AIM OF THE TASK
Copy every record below exactly.
--
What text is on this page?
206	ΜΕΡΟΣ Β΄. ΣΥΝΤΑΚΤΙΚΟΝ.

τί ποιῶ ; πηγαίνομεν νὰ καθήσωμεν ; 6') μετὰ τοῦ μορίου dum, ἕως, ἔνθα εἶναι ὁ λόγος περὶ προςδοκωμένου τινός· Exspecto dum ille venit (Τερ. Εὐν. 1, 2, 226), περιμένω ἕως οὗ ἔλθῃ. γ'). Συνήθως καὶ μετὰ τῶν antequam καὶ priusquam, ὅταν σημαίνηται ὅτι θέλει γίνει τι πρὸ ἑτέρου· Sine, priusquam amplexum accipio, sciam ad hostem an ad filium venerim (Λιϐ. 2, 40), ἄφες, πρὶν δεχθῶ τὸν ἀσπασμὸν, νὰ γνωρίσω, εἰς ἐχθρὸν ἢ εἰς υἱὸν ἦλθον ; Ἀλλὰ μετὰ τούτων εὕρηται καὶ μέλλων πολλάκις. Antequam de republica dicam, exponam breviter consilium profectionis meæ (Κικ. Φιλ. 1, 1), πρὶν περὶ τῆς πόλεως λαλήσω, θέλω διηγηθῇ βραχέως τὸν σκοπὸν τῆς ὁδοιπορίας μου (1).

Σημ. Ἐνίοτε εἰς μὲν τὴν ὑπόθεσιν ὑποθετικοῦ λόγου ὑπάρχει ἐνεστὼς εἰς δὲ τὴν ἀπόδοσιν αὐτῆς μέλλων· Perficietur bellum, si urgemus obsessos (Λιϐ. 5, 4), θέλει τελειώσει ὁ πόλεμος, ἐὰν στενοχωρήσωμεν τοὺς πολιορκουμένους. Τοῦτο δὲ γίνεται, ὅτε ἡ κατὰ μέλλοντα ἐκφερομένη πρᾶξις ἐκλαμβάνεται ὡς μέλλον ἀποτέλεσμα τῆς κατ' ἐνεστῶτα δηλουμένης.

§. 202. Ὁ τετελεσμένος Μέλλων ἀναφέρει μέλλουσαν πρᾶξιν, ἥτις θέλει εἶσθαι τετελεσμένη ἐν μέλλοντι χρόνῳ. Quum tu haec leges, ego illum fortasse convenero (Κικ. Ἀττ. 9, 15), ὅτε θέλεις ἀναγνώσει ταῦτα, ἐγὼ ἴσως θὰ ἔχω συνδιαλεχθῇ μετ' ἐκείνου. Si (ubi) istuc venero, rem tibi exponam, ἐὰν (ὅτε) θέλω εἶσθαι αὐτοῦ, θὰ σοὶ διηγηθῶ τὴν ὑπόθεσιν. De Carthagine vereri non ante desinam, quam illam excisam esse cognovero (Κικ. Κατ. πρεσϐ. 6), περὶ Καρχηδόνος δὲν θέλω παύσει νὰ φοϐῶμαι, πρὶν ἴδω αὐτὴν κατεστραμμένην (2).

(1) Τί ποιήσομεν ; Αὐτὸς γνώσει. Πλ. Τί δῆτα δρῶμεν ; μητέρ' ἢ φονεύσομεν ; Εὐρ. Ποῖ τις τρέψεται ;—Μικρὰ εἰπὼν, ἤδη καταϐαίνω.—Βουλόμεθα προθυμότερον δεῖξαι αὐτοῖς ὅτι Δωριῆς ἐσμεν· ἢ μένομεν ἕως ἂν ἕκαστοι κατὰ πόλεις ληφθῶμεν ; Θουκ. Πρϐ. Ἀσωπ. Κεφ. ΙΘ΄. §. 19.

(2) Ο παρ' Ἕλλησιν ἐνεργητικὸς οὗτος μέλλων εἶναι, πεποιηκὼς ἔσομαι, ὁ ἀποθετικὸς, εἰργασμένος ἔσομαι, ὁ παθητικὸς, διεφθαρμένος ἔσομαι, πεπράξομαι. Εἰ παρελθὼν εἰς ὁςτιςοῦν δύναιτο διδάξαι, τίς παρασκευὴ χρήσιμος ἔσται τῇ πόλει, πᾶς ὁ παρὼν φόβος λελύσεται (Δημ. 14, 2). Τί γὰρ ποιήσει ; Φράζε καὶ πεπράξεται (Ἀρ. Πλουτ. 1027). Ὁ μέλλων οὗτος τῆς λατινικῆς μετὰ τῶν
--
ANSWER
What text is on this page?
206	ΜΕΡΟΣ Β΄. ΣΥΝΤΑΚΤΙΚΟΝ.

τί ποιῶ ; πηγαίνομεν νὰ καθήσωμεν ; 6') μετὰ τοῦ μορίου dum, ἕως, ἔνθα εἶναι ὁ λόγος περὶ προςδοκωμένου τινός· Exspecto dum ille venit (Τερ. Εὐν. 1, 2, 226), περιμένω ἕως οὗ ἔλθῃ. γ'). Συνήθως καὶ μετὰ τῶν antequam καὶ priusquam, ὅταν σημαίνηται ὅτι θέλει γίνει τι πρὸ ἑτέρου· Sine, priusquam amplexum accipio, sciam ad hostem an ad filium venerim (Λιϐ. 2, 40), ἄφες, πρὶν δεχθῶ τὸν ἀσπασμὸν, νὰ γνωρίσω, εἰς ἐχθρὸν ἢ εἰς υἱὸν ἦλθον ; Ἀλλὰ μετὰ τούτων εὕρηται καὶ μέλλων πολλάκις. Antequam de republica dicam, exponam breviter consilium profectionis meæ (Κικ. Φιλ. 1, 1), πρὶν περὶ τῆς πόλεως λαλήσω, θέλω διηγηθῇ βραχέως τὸν σκοπὸν τῆς ὁδοιπορίας μου (1).

Σημ. Ἐνίοτε εἰς μὲν τὴν ὑπόθεσιν ὑποθετικοῦ λόγου ὑπάρχει ἐνεστὼς εἰς δὲ τὴν ἀπόδοσιν αὐτῆς μέλλων· Perficietur bellum, si urgemus obsessos (Λιϐ. 5, 4), θέλει τελειώσει ὁ πόλεμος, ἐὰν στενοχωρήσωμεν τοὺς πολιορκουμένους. Τοῦτο δὲ γίνεται, ὅτε ἡ κατὰ μέλλοντα ἐκφερομένη πρᾶξις ἐκλαμβάνεται ὡς μέλλον ἀποτέλεσμα τῆς κατ' ἐνεστῶτα δηλουμένης.

§. 202. Ὁ τετελεσμένος Μέλλων ἀναφέρει μέλλουσαν πρᾶξιν, ἥτις θέλει εἶσθαι τετελεσμένη ἐν μέλλοντι χρόνῳ. Quum tu haec leges, ego illum fortasse convenero (Κικ. Ἀττ. 9, 15), ὅτε θέλεις ἀναγνώσει ταῦτα, ἐγὼ ἴσως θὰ ἔχω συνδιαλεχθῇ μετ' ἐκείνου. Si (ubi) istuc venero, rem tibi exponam, ἐὰν (ὅτε) θέλω εἶσθαι αὐτοῦ, θὰ σοὶ διηγηθῶ τὴν ὑπόθεσιν. De Carthagine vereri non ante desinam, quam illam excisam esse cognovero (Κικ. Κατ. πρεσϐ. 6), περὶ Καρχηδόνος δὲν θέλω παύσει νὰ φοϐῶμαι, πρὶν ἴδω αὐτὴν κατεστραμμένην (2).

(1) Τί ποιήσομεν ; Αὐτὸς γνώσει. Πλ. Τί δῆτα δρῶμεν ; μητέρ' ἢ φονεύσομεν ; Εὐρ. Ποῖ τις τρέψεται ;—Μικρὰ εἰπὼν, ἤδη καταϐαίνω.—Βουλόμεθα προθυμότερον δεῖξαι αὐτοῖς ὅτι Δωριῆς ἐσμεν· ἢ μένομεν ἕως ἂν ἕκαστοι κατὰ πόλεις ληφθῶμεν ; Θουκ. Πρϐ. Ἀσωπ. Κεφ. ΙΘ΄. §. 19.

(2) Ο παρ' Ἕλλησιν ἐνεργητικὸς οὗτος μέλλων εἶναι, πεποιηκὼς ἔσομαι, ὁ ἀποθετικὸς, εἰργασμένος ἔσομαι, ὁ παθητικὸς, διεφθαρμένος ἔσομαι, πεπράξομαι. Εἰ παρελθὼν εἰς ὁςτιςοῦν δύναιτο διδάξαι, τίς παρασκευὴ χρήσιμος ἔσται τῇ πόλει, πᾶς ὁ παρὼν φόβος λελύσεται (Δημ. 14, 2). Τί γὰρ ποιήσει ; Φράζε καὶ πεπράξεται (Ἀρ. Πλουτ. 1027). Ὁ μέλλων οὗτος τῆς λατινικῆς μετὰ τῶν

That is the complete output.